Problem statement: Identify the lines containing the word "Broadband". Copy each one.

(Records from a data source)
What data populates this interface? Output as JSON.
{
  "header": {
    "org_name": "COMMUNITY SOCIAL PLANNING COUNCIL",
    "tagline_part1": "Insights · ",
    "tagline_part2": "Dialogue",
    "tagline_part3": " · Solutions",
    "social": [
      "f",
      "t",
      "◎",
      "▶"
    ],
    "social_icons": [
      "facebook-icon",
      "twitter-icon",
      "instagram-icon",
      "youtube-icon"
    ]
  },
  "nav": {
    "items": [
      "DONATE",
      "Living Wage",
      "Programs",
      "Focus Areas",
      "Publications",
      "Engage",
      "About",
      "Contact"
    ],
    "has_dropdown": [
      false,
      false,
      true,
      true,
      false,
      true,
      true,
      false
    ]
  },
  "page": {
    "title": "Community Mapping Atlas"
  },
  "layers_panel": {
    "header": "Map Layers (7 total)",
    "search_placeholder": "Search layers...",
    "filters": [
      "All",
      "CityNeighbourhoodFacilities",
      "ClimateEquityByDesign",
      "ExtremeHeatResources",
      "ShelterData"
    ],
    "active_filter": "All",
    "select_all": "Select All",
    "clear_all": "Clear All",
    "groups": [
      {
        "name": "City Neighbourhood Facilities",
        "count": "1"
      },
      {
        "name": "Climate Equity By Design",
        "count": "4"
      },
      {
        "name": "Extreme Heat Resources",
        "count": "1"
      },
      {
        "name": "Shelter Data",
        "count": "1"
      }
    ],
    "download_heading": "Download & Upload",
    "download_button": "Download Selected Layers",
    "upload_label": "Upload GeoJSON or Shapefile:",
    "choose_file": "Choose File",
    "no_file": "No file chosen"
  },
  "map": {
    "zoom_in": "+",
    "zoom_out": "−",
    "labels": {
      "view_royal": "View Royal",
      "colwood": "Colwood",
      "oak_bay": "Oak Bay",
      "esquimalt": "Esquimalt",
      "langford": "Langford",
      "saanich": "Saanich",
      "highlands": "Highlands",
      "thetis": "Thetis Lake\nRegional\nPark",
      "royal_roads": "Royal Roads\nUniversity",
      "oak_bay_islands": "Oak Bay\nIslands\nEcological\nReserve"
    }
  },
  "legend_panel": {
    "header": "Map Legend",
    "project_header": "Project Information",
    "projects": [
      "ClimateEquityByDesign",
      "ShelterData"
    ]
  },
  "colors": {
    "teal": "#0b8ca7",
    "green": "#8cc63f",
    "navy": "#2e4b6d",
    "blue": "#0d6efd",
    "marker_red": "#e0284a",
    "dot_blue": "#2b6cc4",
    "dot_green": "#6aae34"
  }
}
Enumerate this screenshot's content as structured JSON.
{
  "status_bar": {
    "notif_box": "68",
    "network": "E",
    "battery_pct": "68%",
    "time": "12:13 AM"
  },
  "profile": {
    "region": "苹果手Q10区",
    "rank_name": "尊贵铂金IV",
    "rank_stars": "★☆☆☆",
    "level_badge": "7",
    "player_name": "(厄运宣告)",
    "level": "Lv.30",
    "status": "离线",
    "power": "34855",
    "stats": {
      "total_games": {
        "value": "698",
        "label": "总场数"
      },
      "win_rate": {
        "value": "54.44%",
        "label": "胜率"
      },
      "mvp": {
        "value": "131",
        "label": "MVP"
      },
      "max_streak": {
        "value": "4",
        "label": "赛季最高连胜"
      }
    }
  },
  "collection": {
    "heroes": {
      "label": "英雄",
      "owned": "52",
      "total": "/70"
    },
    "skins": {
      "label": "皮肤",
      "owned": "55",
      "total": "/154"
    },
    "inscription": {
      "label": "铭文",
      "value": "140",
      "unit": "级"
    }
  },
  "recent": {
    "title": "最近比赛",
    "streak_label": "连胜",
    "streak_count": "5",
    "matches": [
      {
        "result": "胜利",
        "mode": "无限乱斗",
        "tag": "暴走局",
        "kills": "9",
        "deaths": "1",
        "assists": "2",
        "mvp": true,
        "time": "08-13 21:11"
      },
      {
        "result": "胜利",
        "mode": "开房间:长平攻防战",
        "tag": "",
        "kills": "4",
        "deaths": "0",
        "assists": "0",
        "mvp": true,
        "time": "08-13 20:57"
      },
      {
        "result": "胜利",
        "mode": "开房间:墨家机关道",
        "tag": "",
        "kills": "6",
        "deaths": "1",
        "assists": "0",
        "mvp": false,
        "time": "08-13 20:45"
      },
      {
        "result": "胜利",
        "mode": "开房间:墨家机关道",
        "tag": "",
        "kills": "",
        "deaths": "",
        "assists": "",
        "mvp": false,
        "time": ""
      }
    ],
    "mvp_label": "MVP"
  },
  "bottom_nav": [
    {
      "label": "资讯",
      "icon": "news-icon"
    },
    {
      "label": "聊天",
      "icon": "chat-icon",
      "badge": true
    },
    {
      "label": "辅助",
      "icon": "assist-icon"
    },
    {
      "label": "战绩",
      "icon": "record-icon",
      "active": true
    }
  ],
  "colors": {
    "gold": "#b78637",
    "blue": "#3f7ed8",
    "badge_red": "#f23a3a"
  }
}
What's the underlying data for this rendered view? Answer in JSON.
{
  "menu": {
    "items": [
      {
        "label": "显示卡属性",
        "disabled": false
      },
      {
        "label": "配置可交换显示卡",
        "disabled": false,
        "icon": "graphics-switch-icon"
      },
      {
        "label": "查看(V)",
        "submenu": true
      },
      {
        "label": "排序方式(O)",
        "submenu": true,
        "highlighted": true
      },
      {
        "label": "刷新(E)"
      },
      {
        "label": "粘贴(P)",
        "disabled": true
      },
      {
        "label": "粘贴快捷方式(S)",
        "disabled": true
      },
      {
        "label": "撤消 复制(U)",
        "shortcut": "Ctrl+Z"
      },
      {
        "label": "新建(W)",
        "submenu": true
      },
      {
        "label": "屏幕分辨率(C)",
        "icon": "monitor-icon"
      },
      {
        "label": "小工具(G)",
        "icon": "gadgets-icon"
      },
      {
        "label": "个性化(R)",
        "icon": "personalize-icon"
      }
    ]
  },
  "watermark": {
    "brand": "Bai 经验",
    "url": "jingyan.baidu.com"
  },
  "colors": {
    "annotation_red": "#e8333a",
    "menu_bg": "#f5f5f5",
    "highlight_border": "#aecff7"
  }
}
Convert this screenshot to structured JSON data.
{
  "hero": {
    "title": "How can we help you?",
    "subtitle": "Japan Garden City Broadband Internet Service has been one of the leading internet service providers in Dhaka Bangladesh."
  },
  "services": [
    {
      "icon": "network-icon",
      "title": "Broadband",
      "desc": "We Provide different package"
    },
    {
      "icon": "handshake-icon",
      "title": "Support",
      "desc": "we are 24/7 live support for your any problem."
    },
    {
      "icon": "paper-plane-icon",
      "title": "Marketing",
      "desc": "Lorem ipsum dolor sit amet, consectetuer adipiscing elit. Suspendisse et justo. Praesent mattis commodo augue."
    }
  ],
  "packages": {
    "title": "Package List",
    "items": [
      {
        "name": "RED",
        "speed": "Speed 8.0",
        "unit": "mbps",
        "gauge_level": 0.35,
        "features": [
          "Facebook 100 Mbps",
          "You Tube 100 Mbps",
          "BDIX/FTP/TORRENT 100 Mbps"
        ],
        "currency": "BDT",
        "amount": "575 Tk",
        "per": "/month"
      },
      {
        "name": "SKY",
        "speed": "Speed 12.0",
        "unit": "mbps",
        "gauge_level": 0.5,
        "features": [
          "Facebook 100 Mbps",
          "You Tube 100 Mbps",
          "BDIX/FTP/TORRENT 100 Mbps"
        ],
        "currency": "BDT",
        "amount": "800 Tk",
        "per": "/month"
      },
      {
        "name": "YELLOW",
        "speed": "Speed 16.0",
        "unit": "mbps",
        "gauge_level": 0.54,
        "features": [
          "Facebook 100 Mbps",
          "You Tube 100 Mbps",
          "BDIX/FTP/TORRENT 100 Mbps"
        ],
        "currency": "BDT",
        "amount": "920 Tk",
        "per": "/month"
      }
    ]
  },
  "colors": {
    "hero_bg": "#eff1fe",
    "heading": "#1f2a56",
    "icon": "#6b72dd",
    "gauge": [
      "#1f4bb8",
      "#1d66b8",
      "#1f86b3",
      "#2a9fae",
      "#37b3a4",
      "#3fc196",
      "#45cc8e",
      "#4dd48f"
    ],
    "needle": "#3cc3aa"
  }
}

Response to this exercise:
    "subtitle": "Japan Garden City Broadband Internet Service has been one of the leading internet service providers in Dhaka Bangladesh."
      "title": "Broadband",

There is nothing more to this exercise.